Dataset entries on figures
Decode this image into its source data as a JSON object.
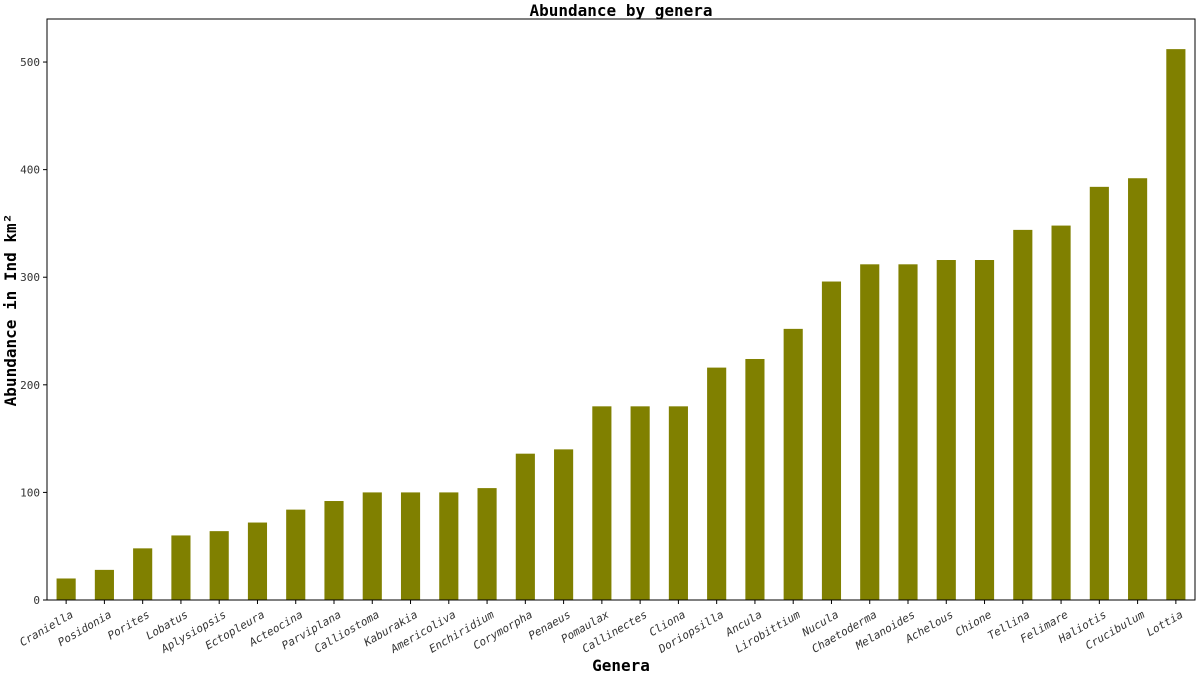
{
  "chart_data": {
    "type": "bar",
    "title": "Abundance by genera",
    "xlabel": "Genera",
    "ylabel": "Abundance in Ind km²",
    "ylim": [
      0,
      540
    ],
    "yticks": [
      0,
      100,
      200,
      300,
      400,
      500
    ],
    "grid": false,
    "bar_color": "#808000",
    "categories": [
      "Craniella",
      "Posidonia",
      "Porites",
      "Lobatus",
      "Aplysiopsis",
      "Ectopleura",
      "Acteocina",
      "Parviplana",
      "Calliostoma",
      "Kaburakia",
      "Americoliva",
      "Enchiridium",
      "Corymorpha",
      "Penaeus",
      "Pomaulax",
      "Callinectes",
      "Cliona",
      "Doriopsilla",
      "Ancula",
      "Lirobittium",
      "Nucula",
      "Chaetoderma",
      "Melanoides",
      "Achelous",
      "Chione",
      "Tellina",
      "Felimare",
      "Haliotis",
      "Crucibulum",
      "Lottia"
    ],
    "values": [
      20,
      28,
      48,
      60,
      64,
      72,
      84,
      92,
      100,
      100,
      100,
      104,
      136,
      140,
      180,
      180,
      180,
      216,
      224,
      252,
      296,
      312,
      312,
      316,
      316,
      344,
      348,
      384,
      392,
      512
    ]
  }
}
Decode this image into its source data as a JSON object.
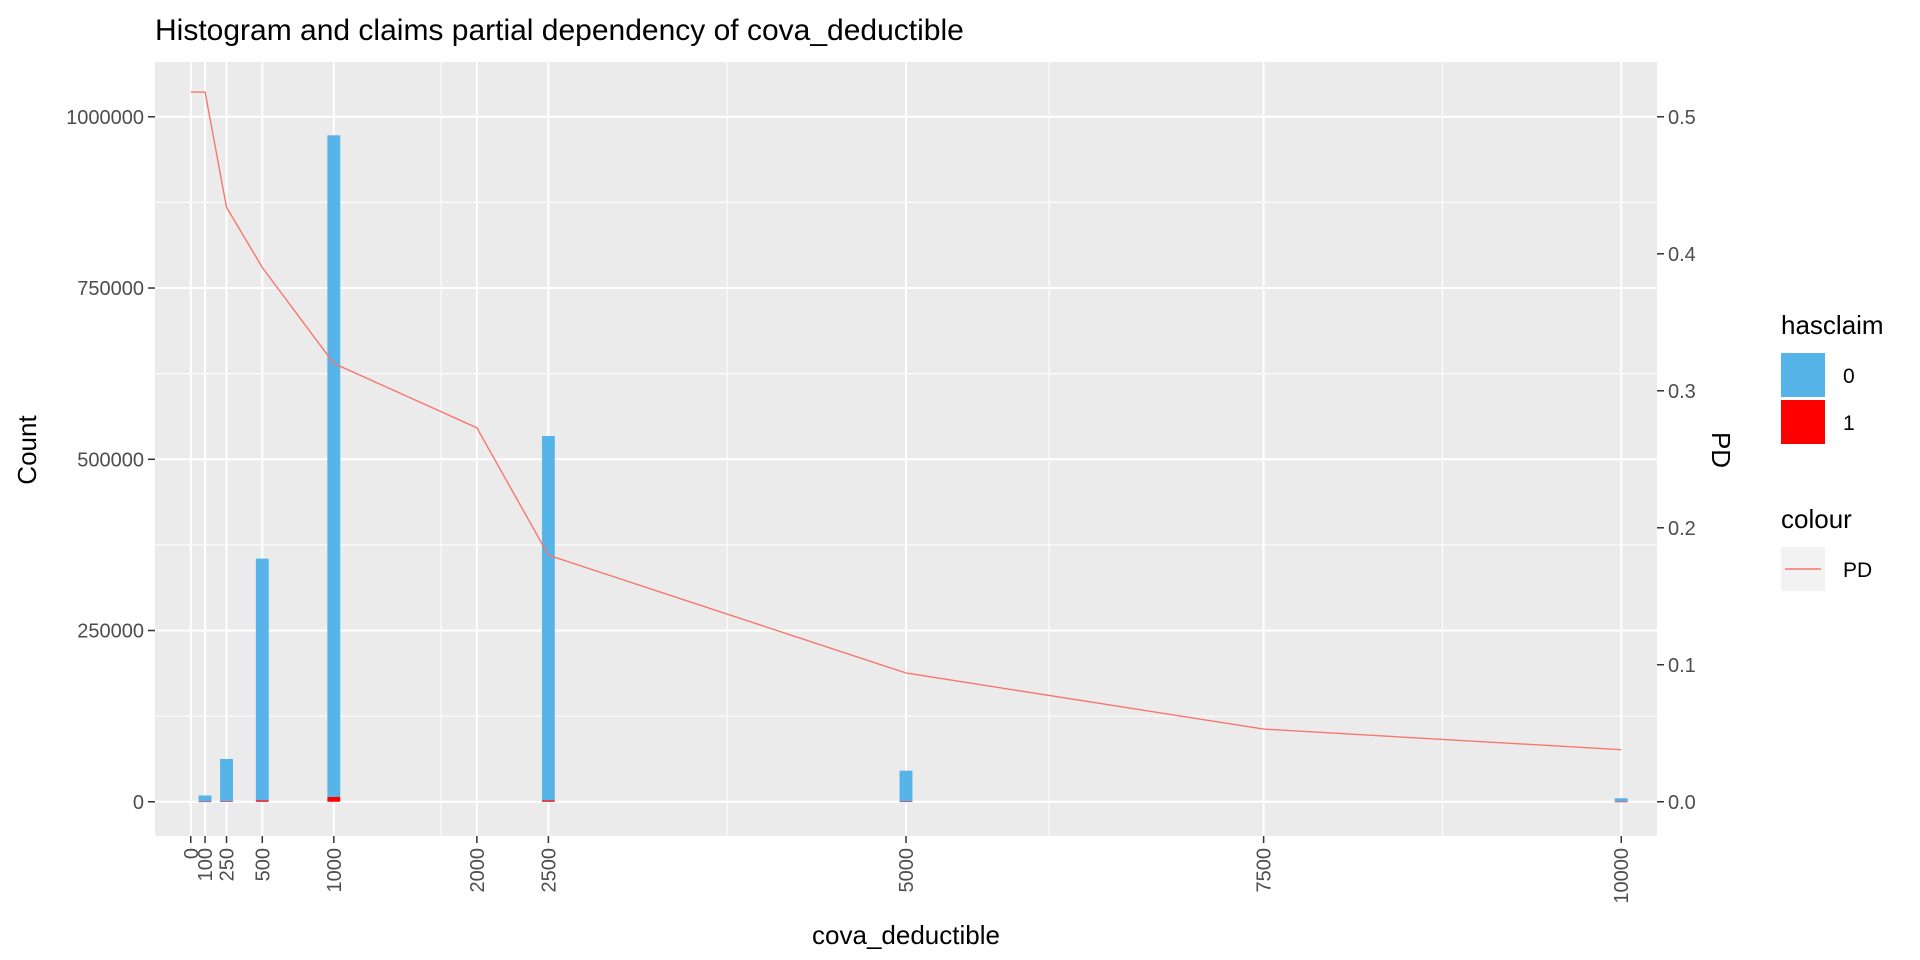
{
  "chart_data": {
    "type": "bar",
    "title": "Histogram and claims partial dependency of cova_deductible",
    "xlabel": "cova_deductible",
    "ylabel": "Count",
    "y2label": "PD",
    "xlim": [
      -250,
      10250
    ],
    "ylim": [
      -50000,
      1080000
    ],
    "y2lim": [
      -0.025,
      0.54
    ],
    "x_ticks": [
      0,
      100,
      250,
      500,
      1000,
      2000,
      2500,
      5000,
      7500,
      10000
    ],
    "x_ticks_display": [
      "0",
      "100",
      "250",
      "500",
      "1000",
      "2000",
      "2500",
      "5000",
      "7500",
      "10000"
    ],
    "x_minor_gridlines": [
      1750,
      3750,
      6000,
      8750
    ],
    "y_ticks": [
      0,
      250000,
      500000,
      750000,
      1000000
    ],
    "y_ticks_display": [
      "0",
      "250000",
      "500000",
      "750000",
      "1000000"
    ],
    "y2_ticks": [
      0.0,
      0.1,
      0.2,
      0.3,
      0.4,
      0.5
    ],
    "y2_ticks_display": [
      "0.0",
      "0.1",
      "0.2",
      "0.3",
      "0.4",
      "0.5"
    ],
    "grid": true,
    "legend_position": "right",
    "bar_width": 90,
    "bars": {
      "x": [
        100,
        250,
        500,
        1000,
        2500,
        5000,
        10000
      ],
      "series": [
        {
          "name": "0",
          "color": "#56B4E9",
          "values": [
            9000,
            62000,
            353000,
            966000,
            532000,
            45000,
            5000
          ]
        },
        {
          "name": "1",
          "color": "#FF0000",
          "values": [
            200,
            500,
            2000,
            7000,
            2000,
            300,
            50
          ]
        }
      ]
    },
    "line": {
      "name": "PD",
      "color": "#F8766D",
      "x": [
        0,
        100,
        250,
        500,
        1000,
        2000,
        2500,
        5000,
        7500,
        10000
      ],
      "values": [
        0.518,
        0.518,
        0.434,
        0.39,
        0.32,
        0.273,
        0.18,
        0.094,
        0.053,
        0.038
      ]
    },
    "legend": {
      "fill_title": "hasclaim",
      "fill_items": [
        {
          "label": "0",
          "color": "#56B4E9"
        },
        {
          "label": "1",
          "color": "#FF0000"
        }
      ],
      "colour_title": "colour",
      "colour_items": [
        {
          "label": "PD",
          "color": "#F8766D"
        }
      ]
    }
  }
}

Objective: Give the material again exactly as it is, but keep the pictures out.

The completed task:
Decode this image into its source data as a JSON object.
{
  "chart_data": {
    "type": "bar",
    "title": "Abundance by genera",
    "xlabel": "Genera",
    "ylabel": "Abundance in Ind km²",
    "ylim": [
      0,
      540
    ],
    "yticks": [
      0,
      100,
      200,
      300,
      400,
      500
    ],
    "grid": false,
    "bar_color": "#808000",
    "categories": [
      "Craniella",
      "Posidonia",
      "Porites",
      "Lobatus",
      "Aplysiopsis",
      "Ectopleura",
      "Acteocina",
      "Parviplana",
      "Calliostoma",
      "Kaburakia",
      "Americoliva",
      "Enchiridium",
      "Corymorpha",
      "Penaeus",
      "Pomaulax",
      "Callinectes",
      "Cliona",
      "Doriopsilla",
      "Ancula",
      "Lirobittium",
      "Nucula",
      "Chaetoderma",
      "Melanoides",
      "Achelous",
      "Chione",
      "Tellina",
      "Felimare",
      "Haliotis",
      "Crucibulum",
      "Lottia"
    ],
    "values": [
      20,
      28,
      48,
      60,
      64,
      72,
      84,
      92,
      100,
      100,
      100,
      104,
      136,
      140,
      180,
      180,
      180,
      216,
      224,
      252,
      296,
      312,
      312,
      316,
      316,
      344,
      348,
      384,
      392,
      512
    ]
  }
}
Decode this image into its source data as a JSON object.
{
  "chart_data": {
    "type": "bar",
    "title": "Histogram and claims partial dependency of cova_deductible",
    "xlabel": "cova_deductible",
    "ylabel": "Count",
    "y2label": "PD",
    "xlim": [
      -250,
      10250
    ],
    "ylim": [
      -50000,
      1080000
    ],
    "y2lim": [
      -0.025,
      0.54
    ],
    "x_ticks": [
      0,
      100,
      250,
      500,
      1000,
      2000,
      2500,
      5000,
      7500,
      10000
    ],
    "x_ticks_display": [
      "0",
      "100",
      "250",
      "500",
      "1000",
      "2000",
      "2500",
      "5000",
      "7500",
      "10000"
    ],
    "x_minor_gridlines": [
      1750,
      3750,
      6000,
      8750
    ],
    "y_ticks": [
      0,
      250000,
      500000,
      750000,
      1000000
    ],
    "y_ticks_display": [
      "0",
      "250000",
      "500000",
      "750000",
      "1000000"
    ],
    "y2_ticks": [
      0.0,
      0.1,
      0.2,
      0.3,
      0.4,
      0.5
    ],
    "y2_ticks_display": [
      "0.0",
      "0.1",
      "0.2",
      "0.3",
      "0.4",
      "0.5"
    ],
    "grid": true,
    "legend_position": "right",
    "bar_width": 90,
    "bars": {
      "x": [
        100,
        250,
        500,
        1000,
        2500,
        5000,
        10000
      ],
      "series": [
        {
          "name": "0",
          "color": "#56B4E9",
          "values": [
            9000,
            62000,
            353000,
            966000,
            532000,
            45000,
            5000
          ]
        },
        {
          "name": "1",
          "color": "#FF0000",
          "values": [
            200,
            500,
            2000,
            7000,
            2000,
            300,
            50
          ]
        }
      ]
    },
    "line": {
      "name": "PD",
      "color": "#F8766D",
      "x": [
        0,
        100,
        250,
        500,
        1000,
        2000,
        2500,
        5000,
        7500,
        10000
      ],
      "values": [
        0.518,
        0.518,
        0.434,
        0.39,
        0.32,
        0.273,
        0.18,
        0.094,
        0.053,
        0.038
      ]
    },
    "legend": {
      "fill_title": "hasclaim",
      "fill_items": [
        {
          "label": "0",
          "color": "#56B4E9"
        },
        {
          "label": "1",
          "color": "#FF0000"
        }
      ],
      "colour_title": "colour",
      "colour_items": [
        {
          "label": "PD",
          "color": "#F8766D"
        }
      ]
    }
  }
}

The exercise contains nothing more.